* [Given request]: Take the material below and write it all out again exactly.
— BEGIN Material for this task —
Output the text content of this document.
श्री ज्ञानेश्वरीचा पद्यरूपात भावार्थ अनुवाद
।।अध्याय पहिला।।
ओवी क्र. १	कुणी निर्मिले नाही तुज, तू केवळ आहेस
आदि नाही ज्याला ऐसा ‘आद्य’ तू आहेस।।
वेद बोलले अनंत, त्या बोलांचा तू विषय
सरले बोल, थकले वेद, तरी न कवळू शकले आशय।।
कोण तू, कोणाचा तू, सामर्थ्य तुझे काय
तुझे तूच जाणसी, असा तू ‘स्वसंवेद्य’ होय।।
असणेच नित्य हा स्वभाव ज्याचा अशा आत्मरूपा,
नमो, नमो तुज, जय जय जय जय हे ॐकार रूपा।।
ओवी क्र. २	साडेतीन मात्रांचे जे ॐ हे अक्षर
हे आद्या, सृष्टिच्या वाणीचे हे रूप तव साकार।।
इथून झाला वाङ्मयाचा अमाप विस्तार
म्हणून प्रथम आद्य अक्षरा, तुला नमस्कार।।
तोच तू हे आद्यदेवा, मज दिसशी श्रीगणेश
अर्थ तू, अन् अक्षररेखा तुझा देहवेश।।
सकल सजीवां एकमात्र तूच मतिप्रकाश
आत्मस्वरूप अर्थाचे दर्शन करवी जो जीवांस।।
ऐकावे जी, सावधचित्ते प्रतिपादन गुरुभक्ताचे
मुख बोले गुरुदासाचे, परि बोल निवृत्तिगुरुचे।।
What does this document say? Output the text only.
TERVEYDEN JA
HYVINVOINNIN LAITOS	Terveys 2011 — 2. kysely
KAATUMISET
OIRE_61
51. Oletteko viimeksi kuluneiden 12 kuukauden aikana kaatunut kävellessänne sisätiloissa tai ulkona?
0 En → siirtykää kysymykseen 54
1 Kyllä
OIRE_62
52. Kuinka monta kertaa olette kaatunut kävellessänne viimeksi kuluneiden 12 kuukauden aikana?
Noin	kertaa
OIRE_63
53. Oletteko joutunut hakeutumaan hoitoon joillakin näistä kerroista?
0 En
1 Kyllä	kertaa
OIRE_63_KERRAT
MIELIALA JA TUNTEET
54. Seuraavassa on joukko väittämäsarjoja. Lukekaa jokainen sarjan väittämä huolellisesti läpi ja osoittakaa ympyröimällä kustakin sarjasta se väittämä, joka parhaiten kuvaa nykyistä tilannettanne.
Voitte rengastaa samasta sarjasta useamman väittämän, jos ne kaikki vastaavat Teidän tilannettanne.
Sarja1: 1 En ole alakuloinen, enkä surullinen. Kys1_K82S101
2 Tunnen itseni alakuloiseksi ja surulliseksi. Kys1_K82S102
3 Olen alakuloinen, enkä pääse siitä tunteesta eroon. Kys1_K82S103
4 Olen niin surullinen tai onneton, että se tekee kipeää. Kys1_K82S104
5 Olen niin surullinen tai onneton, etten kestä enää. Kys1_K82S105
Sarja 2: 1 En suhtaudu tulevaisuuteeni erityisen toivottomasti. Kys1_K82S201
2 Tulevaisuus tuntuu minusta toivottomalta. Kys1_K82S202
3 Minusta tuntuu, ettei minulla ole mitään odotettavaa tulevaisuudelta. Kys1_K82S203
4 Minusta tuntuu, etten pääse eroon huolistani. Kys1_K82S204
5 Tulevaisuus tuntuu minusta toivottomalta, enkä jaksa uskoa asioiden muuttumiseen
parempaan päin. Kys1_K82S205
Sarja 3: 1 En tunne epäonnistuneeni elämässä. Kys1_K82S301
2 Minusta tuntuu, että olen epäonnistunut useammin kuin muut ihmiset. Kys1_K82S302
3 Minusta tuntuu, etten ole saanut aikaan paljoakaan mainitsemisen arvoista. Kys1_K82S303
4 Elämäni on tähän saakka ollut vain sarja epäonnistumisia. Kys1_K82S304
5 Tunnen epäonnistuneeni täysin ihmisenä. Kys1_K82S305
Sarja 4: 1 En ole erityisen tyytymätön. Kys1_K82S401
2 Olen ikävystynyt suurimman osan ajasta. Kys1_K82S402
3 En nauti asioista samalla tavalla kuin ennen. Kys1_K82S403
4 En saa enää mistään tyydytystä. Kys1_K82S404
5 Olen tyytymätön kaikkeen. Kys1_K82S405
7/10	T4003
— END Material for this task —
* [Exercise result]:
Output the text content of this document.
श्री ज्ञानेश्वरीचा पद्यरूपात भावार्थ अनुवाद
।।अध्याय पहिला।।
ओवी क्र. १	कुणी निर्मिले नाही तुज, तू केवळ आहेस
आदि नाही ज्याला ऐसा ‘आद्य’ तू आहेस।।
वेद बोलले अनंत, त्या बोलांचा तू विषय
सरले बोल, थकले वेद, तरी न कवळू शकले आशय।।
कोण तू, कोणाचा तू, सामर्थ्य तुझे काय
तुझे तूच जाणसी, असा तू ‘स्वसंवेद्य’ होय।।
असणेच नित्य हा स्वभाव ज्याचा अशा आत्मरूपा,
नमो, नमो तुज, जय जय जय जय हे ॐकार रूपा।।
ओवी क्र. २	साडेतीन मात्रांचे जे ॐ हे अक्षर
हे आद्या, सृष्टिच्या वाणीचे हे रूप तव साकार।।
इथून झाला वाङ्मयाचा अमाप विस्तार
म्हणून प्रथम आद्य अक्षरा, तुला नमस्कार।।
तोच तू हे आद्यदेवा, मज दिसशी श्रीगणेश
अर्थ तू, अन् अक्षररेखा तुझा देहवेश।।
सकल सजीवां एकमात्र तूच मतिप्रकाश
आत्मस्वरूप अर्थाचे दर्शन करवी जो जीवांस।।
ऐकावे जी, सावधचित्ते प्रतिपादन गुरुभक्ताचे
मुख बोले गुरुदासाचे, परि बोल निवृत्तिगुरुचे।।
What does this document say? Output the text only.
TERVEYDEN JA
HYVINVOINNIN LAITOS	Terveys 2011 — 2. kysely
KAATUMISET
OIRE_61
51. Oletteko viimeksi kuluneiden 12 kuukauden aikana kaatunut kävellessänne sisätiloissa tai ulkona?
0 En → siirtykää kysymykseen 54
1 Kyllä
OIRE_62
52. Kuinka monta kertaa olette kaatunut kävellessänne viimeksi kuluneiden 12 kuukauden aikana?
Noin	kertaa
OIRE_63
53. Oletteko joutunut hakeutumaan hoitoon joillakin näistä kerroista?
0 En
1 Kyllä	kertaa
OIRE_63_KERRAT
MIELIALA JA TUNTEET
54. Seuraavassa on joukko väittämäsarjoja. Lukekaa jokainen sarjan väittämä huolellisesti läpi ja osoittakaa ympyröimällä kustakin sarjasta se väittämä, joka parhaiten kuvaa nykyistä tilannettanne.
Voitte rengastaa samasta sarjasta useamman väittämän, jos ne kaikki vastaavat Teidän tilannettanne.
Sarja1: 1 En ole alakuloinen, enkä surullinen. Kys1_K82S101
2 Tunnen itseni alakuloiseksi ja surulliseksi. Kys1_K82S102
3 Olen alakuloinen, enkä pääse siitä tunteesta eroon. Kys1_K82S103
4 Olen niin surullinen tai onneton, että se tekee kipeää. Kys1_K82S104
5 Olen niin surullinen tai onneton, etten kestä enää. Kys1_K82S105
Sarja 2: 1 En suhtaudu tulevaisuuteeni erityisen toivottomasti. Kys1_K82S201
2 Tulevaisuus tuntuu minusta toivottomalta. Kys1_K82S202
3 Minusta tuntuu, ettei minulla ole mitään odotettavaa tulevaisuudelta. Kys1_K82S203
4 Minusta tuntuu, etten pääse eroon huolistani. Kys1_K82S204
5 Tulevaisuus tuntuu minusta toivottomalta, enkä jaksa uskoa asioiden muuttumiseen
parempaan päin. Kys1_K82S205
Sarja 3: 1 En tunne epäonnistuneeni elämässä. Kys1_K82S301
2 Minusta tuntuu, että olen epäonnistunut useammin kuin muut ihmiset. Kys1_K82S302
3 Minusta tuntuu, etten ole saanut aikaan paljoakaan mainitsemisen arvoista. Kys1_K82S303
4 Elämäni on tähän saakka ollut vain sarja epäonnistumisia. Kys1_K82S304
5 Tunnen epäonnistuneeni täysin ihmisenä. Kys1_K82S305
Sarja 4: 1 En ole erityisen tyytymätön. Kys1_K82S401
2 Olen ikävystynyt suurimman osan ajasta. Kys1_K82S402
3 En nauti asioista samalla tavalla kuin ennen. Kys1_K82S403
4 En saa enää mistään tyydytystä. Kys1_K82S404
5 Olen tyytymätön kaikkeen. Kys1_K82S405
7/10	T4003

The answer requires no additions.